>> Begin Listed records
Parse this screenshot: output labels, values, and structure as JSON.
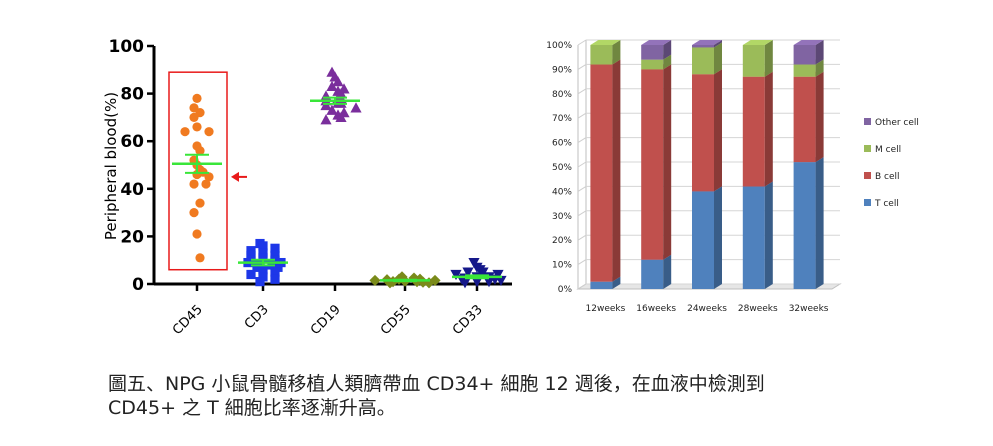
{
  "chart_data": [
    {
      "type": "scatter",
      "ylabel": "Peripheral blood(%)",
      "ylim": [
        0,
        100
      ],
      "yticks": [
        "0",
        "20",
        "40",
        "60",
        "80",
        "100"
      ],
      "categories": [
        "CD45",
        "CD3",
        "CD19",
        "CD55",
        "CD33"
      ],
      "colors": {
        "CD45": "#f07a20",
        "CD3": "#1d37e8",
        "CD19": "#7a2e9c",
        "CD55": "#7a8a1a",
        "CD33": "#15188a",
        "mean_line": "#39e639",
        "highlight_box": "#e81a1a",
        "arrow": "#e81a1a"
      },
      "markers": {
        "CD45": "circle",
        "CD3": "square",
        "CD19": "triangle-up",
        "CD55": "diamond",
        "CD33": "triangle-down"
      },
      "series": [
        {
          "category": "CD45",
          "values": [
            74,
            78,
            72,
            70,
            66,
            64,
            64,
            58,
            56,
            52,
            50,
            48,
            47,
            46,
            45,
            42,
            42,
            34,
            30,
            21,
            11
          ],
          "mean": 50.5,
          "sem": 3.8
        },
        {
          "category": "CD3",
          "values": [
            17,
            16,
            15,
            14,
            13,
            12,
            12,
            11,
            10,
            10,
            9,
            9,
            8,
            8,
            7,
            7,
            6,
            5,
            4,
            3,
            2,
            1
          ],
          "mean": 9,
          "sem": 1.2
        },
        {
          "category": "CD19",
          "values": [
            89,
            87,
            85,
            83,
            82,
            81,
            80,
            79,
            78,
            78,
            77,
            76,
            76,
            75,
            74,
            73,
            72,
            71,
            70,
            69
          ],
          "mean": 77,
          "sem": 1.3
        },
        {
          "category": "CD55",
          "values": [
            3,
            2.5,
            2,
            2,
            1.8,
            1.5,
            1.5,
            1.2,
            1,
            1,
            0.8,
            0.5,
            0.5
          ],
          "mean": 1.5,
          "sem": 0.3
        },
        {
          "category": "CD33",
          "values": [
            9,
            7,
            6,
            5,
            5,
            4,
            4,
            3,
            3,
            2.5,
            2,
            2,
            1.5,
            1,
            1,
            0.5
          ],
          "mean": 3,
          "sem": 0.6
        }
      ],
      "highlight": {
        "category": "CD45",
        "ylim": [
          6,
          89
        ]
      },
      "arrow_value": 45
    },
    {
      "type": "bar",
      "stacked": true,
      "normalized": true,
      "categories": [
        "12weeks",
        "16weeks",
        "24weeks",
        "28weeks",
        "32weeks"
      ],
      "ylim": [
        0,
        100
      ],
      "yticks": [
        "0%",
        "10%",
        "20%",
        "30%",
        "40%",
        "50%",
        "60%",
        "70%",
        "80%",
        "90%",
        "100%"
      ],
      "legend_position": "right",
      "series": [
        {
          "name": "T cell",
          "color": "#4f81bd",
          "values": [
            3,
            12,
            40,
            42,
            52
          ]
        },
        {
          "name": "B cell",
          "color": "#c0504d",
          "values": [
            89,
            78,
            48,
            45,
            35
          ]
        },
        {
          "name": "M cell",
          "color": "#9bbb59",
          "values": [
            8,
            4,
            11,
            13,
            5
          ]
        },
        {
          "name": "Other cell",
          "color": "#8064a2",
          "values": [
            0,
            6,
            1,
            0,
            8
          ]
        }
      ]
    }
  ],
  "caption": {
    "line1": "圖五、NPG 小鼠骨髓移植人類臍帶血 CD34+ 細胞 12 週後，在血液中檢測到",
    "line2": "CD45+ 之 T 細胞比率逐漸升高。"
  }
}
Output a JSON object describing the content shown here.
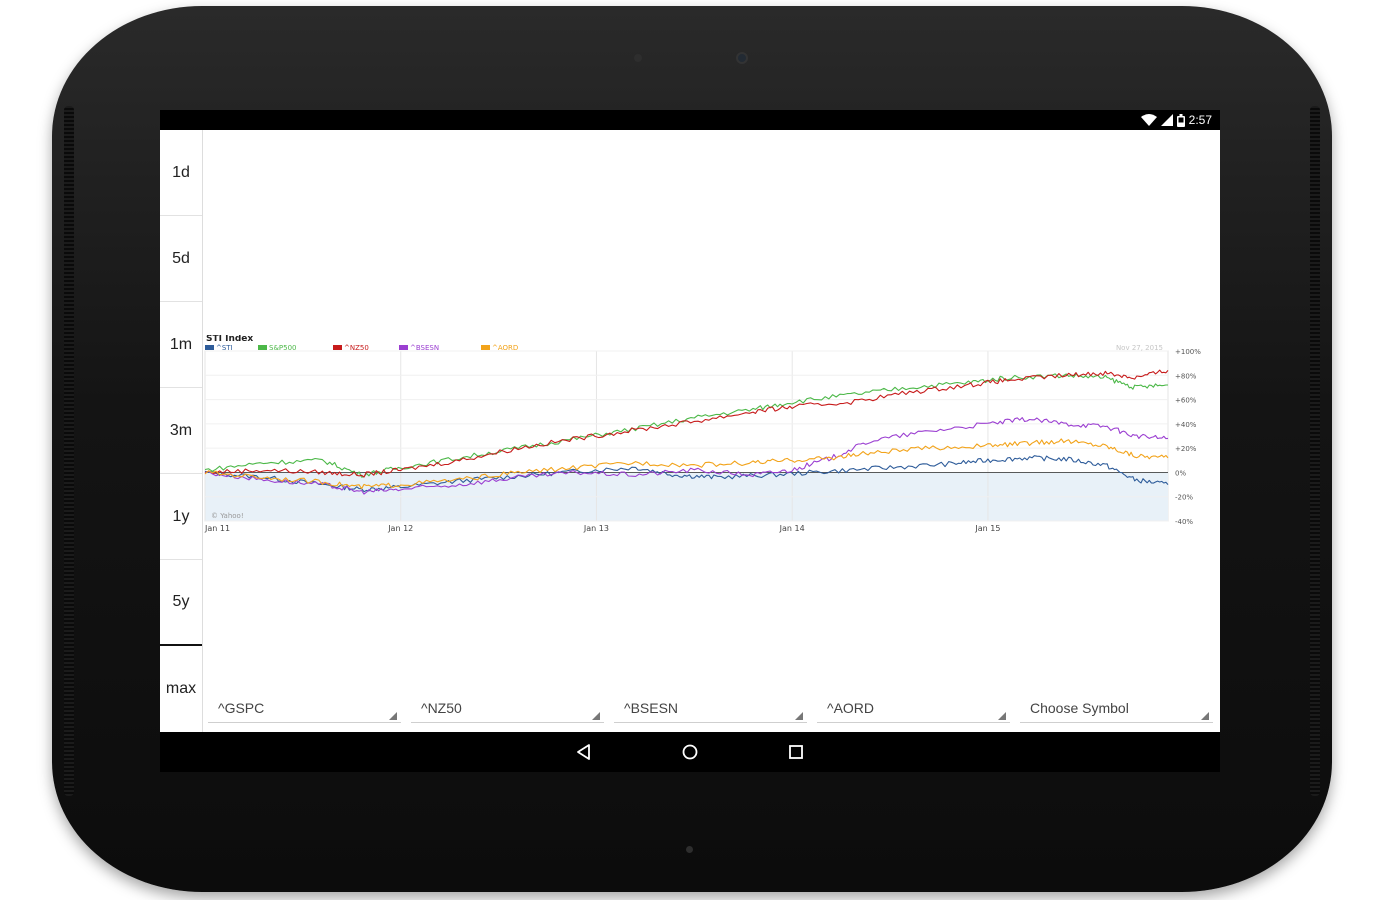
{
  "status": {
    "time": "2:57",
    "wifi_icon": "wifi-icon",
    "signal_icon": "signal-icon",
    "battery_icon": "battery-icon"
  },
  "ranges": [
    {
      "label": "1d",
      "selected": false
    },
    {
      "label": "5d",
      "selected": false
    },
    {
      "label": "1m",
      "selected": false
    },
    {
      "label": "3m",
      "selected": false
    },
    {
      "label": "1y",
      "selected": false
    },
    {
      "label": "5y",
      "selected": true
    },
    {
      "label": "max",
      "selected": false
    }
  ],
  "symbols": [
    {
      "value": "^GSPC"
    },
    {
      "value": "^NZ50"
    },
    {
      "value": "^BSESN"
    },
    {
      "value": "^AORD"
    },
    {
      "value": "Choose Symbol"
    }
  ],
  "chart_data": {
    "type": "line",
    "title": "STI Index",
    "date": "Nov 27, 2015",
    "watermark": "© Yahoo!",
    "xlabels": [
      "Jan 11",
      "Jan 12",
      "Jan 13",
      "Jan 14",
      "Jan 15"
    ],
    "xlim": [
      2011.0,
      2015.92
    ],
    "ylim": [
      -40,
      100
    ],
    "yticks": [
      "+100%",
      "+80%",
      "+60%",
      "+40%",
      "+20%",
      "0%",
      "-20%",
      "-40%"
    ],
    "ytick_values": [
      100,
      80,
      60,
      40,
      20,
      0,
      -20,
      -40
    ],
    "legend": "top-left",
    "series": [
      {
        "name": "^STI",
        "color": "#2e5c9a",
        "x": [
          2011.0,
          2011.3,
          2011.6,
          2011.8,
          2012.0,
          2012.3,
          2012.6,
          2012.9,
          2013.2,
          2013.4,
          2013.6,
          2013.9,
          2014.2,
          2014.5,
          2014.8,
          2015.0,
          2015.2,
          2015.4,
          2015.6,
          2015.75,
          2015.92
        ],
        "y": [
          0,
          -4,
          -10,
          -14,
          -12,
          -7,
          -3,
          1,
          4,
          -2,
          -4,
          -2,
          1,
          4,
          7,
          10,
          12,
          11,
          6,
          -6,
          -10
        ]
      },
      {
        "name": "S&P500",
        "color": "#4cb848",
        "x": [
          2011.0,
          2011.3,
          2011.6,
          2011.8,
          2012.0,
          2012.3,
          2012.6,
          2012.9,
          2013.2,
          2013.5,
          2013.8,
          2014.0,
          2014.3,
          2014.6,
          2014.9,
          2015.1,
          2015.4,
          2015.6,
          2015.75,
          2015.92
        ],
        "y": [
          2,
          8,
          10,
          -2,
          4,
          12,
          20,
          28,
          36,
          45,
          52,
          58,
          64,
          70,
          74,
          78,
          80,
          78,
          70,
          72
        ]
      },
      {
        "name": "^NZ50",
        "color": "#c71b1b",
        "x": [
          2011.0,
          2011.3,
          2011.6,
          2011.8,
          2012.0,
          2012.3,
          2012.6,
          2012.9,
          2013.2,
          2013.5,
          2013.8,
          2014.0,
          2014.3,
          2014.6,
          2014.9,
          2015.1,
          2015.4,
          2015.6,
          2015.75,
          2015.92
        ],
        "y": [
          0,
          2,
          0,
          -2,
          2,
          10,
          20,
          28,
          35,
          42,
          50,
          54,
          58,
          66,
          72,
          76,
          80,
          82,
          78,
          84
        ]
      },
      {
        "name": "^BSESN",
        "color": "#9b3fd1",
        "x": [
          2011.0,
          2011.3,
          2011.6,
          2011.8,
          2012.0,
          2012.3,
          2012.6,
          2012.9,
          2013.2,
          2013.5,
          2013.8,
          2014.0,
          2014.2,
          2014.4,
          2014.7,
          2015.0,
          2015.2,
          2015.4,
          2015.6,
          2015.75,
          2015.92
        ],
        "y": [
          0,
          -6,
          -10,
          -16,
          -14,
          -10,
          -4,
          0,
          -2,
          2,
          -2,
          2,
          12,
          26,
          34,
          40,
          44,
          40,
          38,
          30,
          28
        ]
      },
      {
        "name": "^AORD",
        "color": "#f2a31a",
        "x": [
          2011.0,
          2011.3,
          2011.6,
          2011.8,
          2012.0,
          2012.3,
          2012.6,
          2012.9,
          2013.2,
          2013.5,
          2013.8,
          2014.0,
          2014.2,
          2014.4,
          2014.7,
          2015.0,
          2015.2,
          2015.4,
          2015.6,
          2015.75,
          2015.92
        ],
        "y": [
          0,
          -4,
          -8,
          -12,
          -10,
          -6,
          0,
          4,
          8,
          6,
          8,
          10,
          12,
          16,
          20,
          22,
          24,
          26,
          22,
          14,
          12
        ]
      }
    ]
  },
  "nav": {
    "back_icon": "back-icon",
    "home_icon": "home-icon",
    "recents_icon": "recents-icon"
  }
}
>> End Listed records
• What is required
Only the number is wanted: how many lines in the data include the string "icon"?

• Finished task
6